What the task requires:
Type out every line below exactly as it reads.

-- begin --

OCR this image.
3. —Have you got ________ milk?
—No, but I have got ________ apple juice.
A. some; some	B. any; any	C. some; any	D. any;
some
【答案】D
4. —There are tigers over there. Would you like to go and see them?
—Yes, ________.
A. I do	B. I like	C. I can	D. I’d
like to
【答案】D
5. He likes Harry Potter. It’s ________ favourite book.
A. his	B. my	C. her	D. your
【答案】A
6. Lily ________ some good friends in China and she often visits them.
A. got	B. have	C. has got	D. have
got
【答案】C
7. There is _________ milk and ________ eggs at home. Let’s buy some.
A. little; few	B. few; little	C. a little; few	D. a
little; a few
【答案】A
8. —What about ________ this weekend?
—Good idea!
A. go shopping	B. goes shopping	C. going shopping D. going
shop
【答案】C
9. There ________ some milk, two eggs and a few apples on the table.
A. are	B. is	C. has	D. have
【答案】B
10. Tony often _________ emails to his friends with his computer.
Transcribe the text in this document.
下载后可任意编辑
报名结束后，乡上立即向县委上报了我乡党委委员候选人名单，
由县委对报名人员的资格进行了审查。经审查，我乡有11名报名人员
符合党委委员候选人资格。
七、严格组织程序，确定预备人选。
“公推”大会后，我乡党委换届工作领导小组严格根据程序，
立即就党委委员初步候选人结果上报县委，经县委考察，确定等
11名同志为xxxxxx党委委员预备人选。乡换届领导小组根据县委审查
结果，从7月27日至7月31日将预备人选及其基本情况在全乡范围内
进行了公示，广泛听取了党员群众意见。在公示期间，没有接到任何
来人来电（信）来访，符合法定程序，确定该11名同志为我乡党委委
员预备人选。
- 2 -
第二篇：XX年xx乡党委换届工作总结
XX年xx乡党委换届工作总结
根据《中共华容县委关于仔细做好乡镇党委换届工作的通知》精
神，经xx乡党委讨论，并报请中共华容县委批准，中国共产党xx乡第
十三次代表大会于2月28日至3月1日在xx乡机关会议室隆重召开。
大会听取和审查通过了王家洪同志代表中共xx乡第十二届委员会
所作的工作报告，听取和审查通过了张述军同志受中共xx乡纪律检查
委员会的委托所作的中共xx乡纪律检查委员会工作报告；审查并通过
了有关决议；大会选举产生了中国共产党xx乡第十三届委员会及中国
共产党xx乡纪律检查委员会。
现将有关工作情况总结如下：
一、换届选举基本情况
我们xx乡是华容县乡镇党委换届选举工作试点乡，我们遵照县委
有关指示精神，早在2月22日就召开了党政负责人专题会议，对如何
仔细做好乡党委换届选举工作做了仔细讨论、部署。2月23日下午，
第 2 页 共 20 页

-- end --

Exercise output:
OCR this image.
3. —Have you got ________ milk?
—No, but I have got ________ apple juice.
A. some; some	B. any; any	C. some; any	D. any;
some
【答案】D
4. —There are tigers over there. Would you like to go and see them?
—Yes, ________.
A. I do	B. I like	C. I can	D. I’d
like to
【答案】D
5. He likes Harry Potter. It’s ________ favourite book.
A. his	B. my	C. her	D. your
【答案】A
6. Lily ________ some good friends in China and she often visits them.
A. got	B. have	C. has got	D. have
got
【答案】C
7. There is _________ milk and ________ eggs at home. Let’s buy some.
A. little; few	B. few; little	C. a little; few	D. a
little; a few
【答案】A
8. —What about ________ this weekend?
—Good idea!
A. go shopping	B. goes shopping	C. going shopping D. going
shop
【答案】C
9. There ________ some milk, two eggs and a few apples on the table.
A. are	B. is	C. has	D. have
【答案】B
10. Tony often _________ emails to his friends with his computer.
Transcribe the text in this document.
下载后可任意编辑
报名结束后，乡上立即向县委上报了我乡党委委员候选人名单，
由县委对报名人员的资格进行了审查。经审查，我乡有11名报名人员
符合党委委员候选人资格。
七、严格组织程序，确定预备人选。
“公推”大会后，我乡党委换届工作领导小组严格根据程序，
立即就党委委员初步候选人结果上报县委，经县委考察，确定等
11名同志为xxxxxx党委委员预备人选。乡换届领导小组根据县委审查
结果，从7月27日至7月31日将预备人选及其基本情况在全乡范围内
进行了公示，广泛听取了党员群众意见。在公示期间，没有接到任何
来人来电（信）来访，符合法定程序，确定该11名同志为我乡党委委
员预备人选。
- 2 -
第二篇：XX年xx乡党委换届工作总结
XX年xx乡党委换届工作总结
根据《中共华容县委关于仔细做好乡镇党委换届工作的通知》精
神，经xx乡党委讨论，并报请中共华容县委批准，中国共产党xx乡第
十三次代表大会于2月28日至3月1日在xx乡机关会议室隆重召开。
大会听取和审查通过了王家洪同志代表中共xx乡第十二届委员会
所作的工作报告，听取和审查通过了张述军同志受中共xx乡纪律检查
委员会的委托所作的中共xx乡纪律检查委员会工作报告；审查并通过
了有关决议；大会选举产生了中国共产党xx乡第十三届委员会及中国
共产党xx乡纪律检查委员会。
现将有关工作情况总结如下：
一、换届选举基本情况
我们xx乡是华容县乡镇党委换届选举工作试点乡，我们遵照县委
有关指示精神，早在2月22日就召开了党政负责人专题会议，对如何
仔细做好乡党委换届选举工作做了仔细讨论、部署。2月23日下午，
第 2 页 共 20 页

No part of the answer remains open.